### EXERCISE INSTRUCTIONS
Read the records below and copy each line that contains "electing".

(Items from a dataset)
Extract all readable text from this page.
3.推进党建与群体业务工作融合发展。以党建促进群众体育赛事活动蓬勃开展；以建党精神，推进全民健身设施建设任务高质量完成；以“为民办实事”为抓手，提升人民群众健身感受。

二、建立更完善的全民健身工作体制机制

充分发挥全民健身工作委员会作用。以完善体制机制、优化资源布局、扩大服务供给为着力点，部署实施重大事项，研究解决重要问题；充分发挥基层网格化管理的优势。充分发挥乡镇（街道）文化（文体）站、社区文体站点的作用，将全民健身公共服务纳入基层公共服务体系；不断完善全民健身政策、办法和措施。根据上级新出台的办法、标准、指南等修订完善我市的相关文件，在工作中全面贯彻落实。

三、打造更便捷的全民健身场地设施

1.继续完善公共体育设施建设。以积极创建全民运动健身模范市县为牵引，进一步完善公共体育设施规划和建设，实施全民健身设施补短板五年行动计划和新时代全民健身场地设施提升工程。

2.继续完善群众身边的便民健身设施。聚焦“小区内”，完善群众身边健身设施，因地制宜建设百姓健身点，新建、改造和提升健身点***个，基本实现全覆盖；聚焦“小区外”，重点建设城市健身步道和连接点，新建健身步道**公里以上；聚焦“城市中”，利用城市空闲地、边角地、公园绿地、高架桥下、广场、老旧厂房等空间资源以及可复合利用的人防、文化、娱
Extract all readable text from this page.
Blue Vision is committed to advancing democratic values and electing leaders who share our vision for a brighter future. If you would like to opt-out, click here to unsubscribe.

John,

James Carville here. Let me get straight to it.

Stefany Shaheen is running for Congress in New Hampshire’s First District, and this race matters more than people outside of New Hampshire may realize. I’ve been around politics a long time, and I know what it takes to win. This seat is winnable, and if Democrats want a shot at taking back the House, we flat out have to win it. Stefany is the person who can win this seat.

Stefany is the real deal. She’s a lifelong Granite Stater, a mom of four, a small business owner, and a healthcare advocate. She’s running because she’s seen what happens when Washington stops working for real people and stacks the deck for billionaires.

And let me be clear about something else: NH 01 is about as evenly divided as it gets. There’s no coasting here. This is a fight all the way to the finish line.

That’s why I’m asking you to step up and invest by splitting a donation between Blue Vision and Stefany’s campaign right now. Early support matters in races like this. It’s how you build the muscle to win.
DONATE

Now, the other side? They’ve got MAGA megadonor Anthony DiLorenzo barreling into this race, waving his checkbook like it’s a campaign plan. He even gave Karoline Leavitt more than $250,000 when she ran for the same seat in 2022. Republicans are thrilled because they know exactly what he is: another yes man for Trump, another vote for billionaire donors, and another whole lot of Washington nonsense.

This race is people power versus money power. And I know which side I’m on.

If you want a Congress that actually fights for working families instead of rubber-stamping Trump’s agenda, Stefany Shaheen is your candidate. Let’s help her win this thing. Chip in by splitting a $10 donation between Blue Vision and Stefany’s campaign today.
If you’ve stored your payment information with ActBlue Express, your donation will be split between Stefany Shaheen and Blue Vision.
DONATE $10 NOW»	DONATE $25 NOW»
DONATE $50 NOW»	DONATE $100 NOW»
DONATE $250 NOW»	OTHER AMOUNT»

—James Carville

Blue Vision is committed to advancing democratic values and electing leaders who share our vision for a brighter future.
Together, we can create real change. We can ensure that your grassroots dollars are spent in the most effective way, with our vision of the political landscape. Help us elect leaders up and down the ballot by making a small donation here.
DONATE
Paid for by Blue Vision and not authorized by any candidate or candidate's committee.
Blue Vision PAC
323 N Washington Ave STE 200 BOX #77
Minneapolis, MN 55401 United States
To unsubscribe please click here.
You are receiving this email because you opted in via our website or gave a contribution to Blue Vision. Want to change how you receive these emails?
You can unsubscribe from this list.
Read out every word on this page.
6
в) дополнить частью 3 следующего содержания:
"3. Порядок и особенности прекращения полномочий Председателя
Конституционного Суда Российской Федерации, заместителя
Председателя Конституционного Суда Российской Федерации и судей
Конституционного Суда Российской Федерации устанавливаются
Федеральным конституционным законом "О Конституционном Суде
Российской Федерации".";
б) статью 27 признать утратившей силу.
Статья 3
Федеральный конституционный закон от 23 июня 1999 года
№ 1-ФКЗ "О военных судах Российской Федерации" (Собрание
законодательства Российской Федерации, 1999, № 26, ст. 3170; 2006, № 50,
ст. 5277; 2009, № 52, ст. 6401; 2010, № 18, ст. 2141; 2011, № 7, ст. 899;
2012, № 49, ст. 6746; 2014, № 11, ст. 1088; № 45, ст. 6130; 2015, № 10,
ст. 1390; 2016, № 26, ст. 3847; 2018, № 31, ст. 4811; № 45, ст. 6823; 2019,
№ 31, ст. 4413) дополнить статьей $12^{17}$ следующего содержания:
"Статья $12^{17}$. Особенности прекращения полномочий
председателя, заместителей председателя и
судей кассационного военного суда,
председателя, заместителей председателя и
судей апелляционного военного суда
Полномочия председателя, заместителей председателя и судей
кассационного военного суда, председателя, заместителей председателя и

### COMPLETED TASK
Blue Vision is committed to advancing democratic values and electing leaders who share our vision for a brighter future. If you would like to opt-out, click here to unsubscribe.
Blue Vision is committed to advancing democratic values and electing leaders who share our vision for a brighter future.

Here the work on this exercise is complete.